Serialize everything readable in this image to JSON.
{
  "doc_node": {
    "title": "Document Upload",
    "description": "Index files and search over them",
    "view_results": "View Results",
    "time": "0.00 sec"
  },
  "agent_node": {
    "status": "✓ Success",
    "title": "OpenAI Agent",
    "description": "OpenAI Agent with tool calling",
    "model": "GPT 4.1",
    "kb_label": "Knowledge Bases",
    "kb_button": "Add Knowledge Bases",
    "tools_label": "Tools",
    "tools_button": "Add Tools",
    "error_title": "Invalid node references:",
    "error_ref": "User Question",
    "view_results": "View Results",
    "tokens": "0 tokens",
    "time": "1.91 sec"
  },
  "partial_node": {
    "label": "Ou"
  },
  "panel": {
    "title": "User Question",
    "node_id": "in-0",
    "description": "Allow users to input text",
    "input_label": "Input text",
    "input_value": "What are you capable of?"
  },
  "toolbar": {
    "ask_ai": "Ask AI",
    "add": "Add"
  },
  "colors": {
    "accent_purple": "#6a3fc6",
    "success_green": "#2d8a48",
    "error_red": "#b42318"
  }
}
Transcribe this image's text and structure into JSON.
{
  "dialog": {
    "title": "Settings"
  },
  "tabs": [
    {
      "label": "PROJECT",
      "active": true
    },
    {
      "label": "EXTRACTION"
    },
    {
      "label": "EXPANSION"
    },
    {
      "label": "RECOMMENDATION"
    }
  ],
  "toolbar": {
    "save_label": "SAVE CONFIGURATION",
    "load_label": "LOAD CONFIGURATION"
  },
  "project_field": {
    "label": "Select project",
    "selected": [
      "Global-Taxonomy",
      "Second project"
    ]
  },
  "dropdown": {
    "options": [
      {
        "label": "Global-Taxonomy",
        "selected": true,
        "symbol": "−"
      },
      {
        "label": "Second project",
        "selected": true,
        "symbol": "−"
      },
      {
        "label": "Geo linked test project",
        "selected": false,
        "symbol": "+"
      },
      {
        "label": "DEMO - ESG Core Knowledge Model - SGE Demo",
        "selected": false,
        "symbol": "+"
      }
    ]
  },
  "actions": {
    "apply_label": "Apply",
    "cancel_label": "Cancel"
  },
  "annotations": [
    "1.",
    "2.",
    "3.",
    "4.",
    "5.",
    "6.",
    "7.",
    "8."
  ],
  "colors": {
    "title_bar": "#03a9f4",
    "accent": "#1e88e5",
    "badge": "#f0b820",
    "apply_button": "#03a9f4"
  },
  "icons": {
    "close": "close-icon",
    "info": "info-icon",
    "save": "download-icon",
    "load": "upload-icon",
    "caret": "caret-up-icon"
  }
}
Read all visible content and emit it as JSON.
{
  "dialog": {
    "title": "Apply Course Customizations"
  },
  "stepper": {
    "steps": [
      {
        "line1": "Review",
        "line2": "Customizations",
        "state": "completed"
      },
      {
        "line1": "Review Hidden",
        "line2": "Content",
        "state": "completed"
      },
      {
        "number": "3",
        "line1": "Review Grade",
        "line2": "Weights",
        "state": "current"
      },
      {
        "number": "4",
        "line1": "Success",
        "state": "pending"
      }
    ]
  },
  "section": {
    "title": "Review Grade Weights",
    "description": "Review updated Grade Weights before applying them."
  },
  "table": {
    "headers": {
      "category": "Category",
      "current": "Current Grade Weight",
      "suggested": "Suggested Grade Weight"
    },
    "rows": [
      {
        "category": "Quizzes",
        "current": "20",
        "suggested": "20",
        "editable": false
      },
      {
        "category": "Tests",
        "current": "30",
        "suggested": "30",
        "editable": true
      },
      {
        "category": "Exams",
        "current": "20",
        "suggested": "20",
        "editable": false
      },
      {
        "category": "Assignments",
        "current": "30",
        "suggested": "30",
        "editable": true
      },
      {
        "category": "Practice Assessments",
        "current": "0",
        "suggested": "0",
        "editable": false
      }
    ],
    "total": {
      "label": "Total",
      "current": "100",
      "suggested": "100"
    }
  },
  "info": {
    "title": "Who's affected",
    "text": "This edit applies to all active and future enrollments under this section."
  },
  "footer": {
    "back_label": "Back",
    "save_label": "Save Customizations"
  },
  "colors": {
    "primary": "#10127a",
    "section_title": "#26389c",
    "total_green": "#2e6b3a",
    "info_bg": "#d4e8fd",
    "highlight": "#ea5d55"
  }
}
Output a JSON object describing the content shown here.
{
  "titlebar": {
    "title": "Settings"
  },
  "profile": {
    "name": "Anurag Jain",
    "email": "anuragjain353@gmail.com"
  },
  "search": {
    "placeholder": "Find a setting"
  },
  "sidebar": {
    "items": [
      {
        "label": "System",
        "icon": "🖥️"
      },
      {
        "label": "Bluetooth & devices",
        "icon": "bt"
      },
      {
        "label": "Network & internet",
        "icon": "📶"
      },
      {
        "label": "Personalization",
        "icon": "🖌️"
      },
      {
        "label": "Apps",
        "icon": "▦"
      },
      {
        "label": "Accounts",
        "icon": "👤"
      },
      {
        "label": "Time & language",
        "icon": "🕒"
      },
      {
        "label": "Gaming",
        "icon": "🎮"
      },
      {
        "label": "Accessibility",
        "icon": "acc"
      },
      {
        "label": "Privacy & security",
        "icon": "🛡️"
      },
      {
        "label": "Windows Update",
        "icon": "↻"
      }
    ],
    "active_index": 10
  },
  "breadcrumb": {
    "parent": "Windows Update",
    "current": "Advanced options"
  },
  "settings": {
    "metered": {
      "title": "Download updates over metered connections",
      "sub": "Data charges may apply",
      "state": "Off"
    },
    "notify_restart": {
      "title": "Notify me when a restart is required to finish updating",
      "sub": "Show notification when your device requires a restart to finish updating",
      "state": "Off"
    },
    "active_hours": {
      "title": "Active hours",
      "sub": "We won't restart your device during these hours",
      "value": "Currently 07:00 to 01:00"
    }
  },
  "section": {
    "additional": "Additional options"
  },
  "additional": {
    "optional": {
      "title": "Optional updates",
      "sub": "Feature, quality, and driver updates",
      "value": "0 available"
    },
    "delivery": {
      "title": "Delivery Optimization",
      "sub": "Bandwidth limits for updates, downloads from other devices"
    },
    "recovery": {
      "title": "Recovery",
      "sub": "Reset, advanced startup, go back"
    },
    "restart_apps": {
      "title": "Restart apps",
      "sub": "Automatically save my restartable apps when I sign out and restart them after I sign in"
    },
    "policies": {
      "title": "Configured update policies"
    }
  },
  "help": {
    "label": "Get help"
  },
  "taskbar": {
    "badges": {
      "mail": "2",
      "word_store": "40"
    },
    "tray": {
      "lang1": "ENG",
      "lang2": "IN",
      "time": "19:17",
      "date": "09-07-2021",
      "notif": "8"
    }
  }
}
________
What to work on: Please set down each line of the records exactly as given.

Response below:
Serialize everything readable in this image to JSON.
{
  "doc_node": {
    "title": "Document Upload",
    "description": "Index files and search over them",
    "view_results": "View Results",
    "time": "0.00 sec"
  },
  "agent_node": {
    "status": "✓ Success",
    "title": "OpenAI Agent",
    "description": "OpenAI Agent with tool calling",
    "model": "GPT 4.1",
    "kb_label": "Knowledge Bases",
    "kb_button": "Add Knowledge Bases",
    "tools_label": "Tools",
    "tools_button": "Add Tools",
    "error_title": "Invalid node references:",
    "error_ref": "User Question",
    "view_results": "View Results",
    "tokens": "0 tokens",
    "time": "1.91 sec"
  },
  "partial_node": {
    "label": "Ou"
  },
  "panel": {
    "title": "User Question",
    "node_id": "in-0",
    "description": "Allow users to input text",
    "input_label": "Input text",
    "input_value": "What are you capable of?"
  },
  "toolbar": {
    "ask_ai": "Ask AI",
    "add": "Add"
  },
  "colors": {
    "accent_purple": "#6a3fc6",
    "success_green": "#2d8a48",
    "error_red": "#b42318"
  }
}
Transcribe this image's text and structure into JSON.
{
  "dialog": {
    "title": "Settings"
  },
  "tabs": [
    {
      "label": "PROJECT",
      "active": true
    },
    {
      "label": "EXTRACTION"
    },
    {
      "label": "EXPANSION"
    },
    {
      "label": "RECOMMENDATION"
    }
  ],
  "toolbar": {
    "save_label": "SAVE CONFIGURATION",
    "load_label": "LOAD CONFIGURATION"
  },
  "project_field": {
    "label": "Select project",
    "selected": [
      "Global-Taxonomy",
      "Second project"
    ]
  },
  "dropdown": {
    "options": [
      {
        "label": "Global-Taxonomy",
        "selected": true,
        "symbol": "−"
      },
      {
        "label": "Second project",
        "selected": true,
        "symbol": "−"
      },
      {
        "label": "Geo linked test project",
        "selected": false,
        "symbol": "+"
      },
      {
        "label": "DEMO - ESG Core Knowledge Model - SGE Demo",
        "selected": false,
        "symbol": "+"
      }
    ]
  },
  "actions": {
    "apply_label": "Apply",
    "cancel_label": "Cancel"
  },
  "annotations": [
    "1.",
    "2.",
    "3.",
    "4.",
    "5.",
    "6.",
    "7.",
    "8."
  ],
  "colors": {
    "title_bar": "#03a9f4",
    "accent": "#1e88e5",
    "badge": "#f0b820",
    "apply_button": "#03a9f4"
  },
  "icons": {
    "close": "close-icon",
    "info": "info-icon",
    "save": "download-icon",
    "load": "upload-icon",
    "caret": "caret-up-icon"
  }
}
Read all visible content and emit it as JSON.
{
  "dialog": {
    "title": "Apply Course Customizations"
  },
  "stepper": {
    "steps": [
      {
        "line1": "Review",
        "line2": "Customizations",
        "state": "completed"
      },
      {
        "line1": "Review Hidden",
        "line2": "Content",
        "state": "completed"
      },
      {
        "number": "3",
        "line1": "Review Grade",
        "line2": "Weights",
        "state": "current"
      },
      {
        "number": "4",
        "line1": "Success",
        "state": "pending"
      }
    ]
  },
  "section": {
    "title": "Review Grade Weights",
    "description": "Review updated Grade Weights before applying them."
  },
  "table": {
    "headers": {
      "category": "Category",
      "current": "Current Grade Weight",
      "suggested": "Suggested Grade Weight"
    },
    "rows": [
      {
        "category": "Quizzes",
        "current": "20",
        "suggested": "20",
        "editable": false
      },
      {
        "category": "Tests",
        "current": "30",
        "suggested": "30",
        "editable": true
      },
      {
        "category": "Exams",
        "current": "20",
        "suggested": "20",
        "editable": false
      },
      {
        "category": "Assignments",
        "current": "30",
        "suggested": "30",
        "editable": true
      },
      {
        "category": "Practice Assessments",
        "current": "0",
        "suggested": "0",
        "editable": false
      }
    ],
    "total": {
      "label": "Total",
      "current": "100",
      "suggested": "100"
    }
  },
  "info": {
    "title": "Who's affected",
    "text": "This edit applies to all active and future enrollments under this section."
  },
  "footer": {
    "back_label": "Back",
    "save_label": "Save Customizations"
  },
  "colors": {
    "primary": "#10127a",
    "section_title": "#26389c",
    "total_green": "#2e6b3a",
    "info_bg": "#d4e8fd",
    "highlight": "#ea5d55"
  }
}
Output a JSON object describing the content shown here.
{
  "titlebar": {
    "title": "Settings"
  },
  "profile": {
    "name": "Anurag Jain",
    "email": "anuragjain353@gmail.com"
  },
  "search": {
    "placeholder": "Find a setting"
  },
  "sidebar": {
    "items": [
      {
        "label": "System",
        "icon": "🖥️"
      },
      {
        "label": "Bluetooth & devices",
        "icon": "bt"
      },
      {
        "label": "Network & internet",
        "icon": "📶"
      },
      {
        "label": "Personalization",
        "icon": "🖌️"
      },
      {
        "label": "Apps",
        "icon": "▦"
      },
      {
        "label": "Accounts",
        "icon": "👤"
      },
      {
        "label": "Time & language",
        "icon": "🕒"
      },
      {
        "label": "Gaming",
        "icon": "🎮"
      },
      {
        "label": "Accessibility",
        "icon": "acc"
      },
      {
        "label": "Privacy & security",
        "icon": "🛡️"
      },
      {
        "label": "Windows Update",
        "icon": "↻"
      }
    ],
    "active_index": 10
  },
  "breadcrumb": {
    "parent": "Windows Update",
    "current": "Advanced options"
  },
  "settings": {
    "metered": {
      "title": "Download updates over metered connections",
      "sub": "Data charges may apply",
      "state": "Off"
    },
    "notify_restart": {
      "title": "Notify me when a restart is required to finish updating",
      "sub": "Show notification when your device requires a restart to finish updating",
      "state": "Off"
    },
    "active_hours": {
      "title": "Active hours",
      "sub": "We won't restart your device during these hours",
      "value": "Currently 07:00 to 01:00"
    }
  },
  "section": {
    "additional": "Additional options"
  },
  "additional": {
    "optional": {
      "title": "Optional updates",
      "sub": "Feature, quality, and driver updates",
      "value": "0 available"
    },
    "delivery": {
      "title": "Delivery Optimization",
      "sub": "Bandwidth limits for updates, downloads from other devices"
    },
    "recovery": {
      "title": "Recovery",
      "sub": "Reset, advanced startup, go back"
    },
    "restart_apps": {
      "title": "Restart apps",
      "sub": "Automatically save my restartable apps when I sign out and restart them after I sign in"
    },
    "policies": {
      "title": "Configured update policies"
    }
  },
  "help": {
    "label": "Get help"
  },
  "taskbar": {
    "badges": {
      "mail": "2",
      "word_store": "40"
    },
    "tray": {
      "lang1": "ENG",
      "lang2": "IN",
      "time": "19:17",
      "date": "09-07-2021",
      "notif": "8"
    }
  }
}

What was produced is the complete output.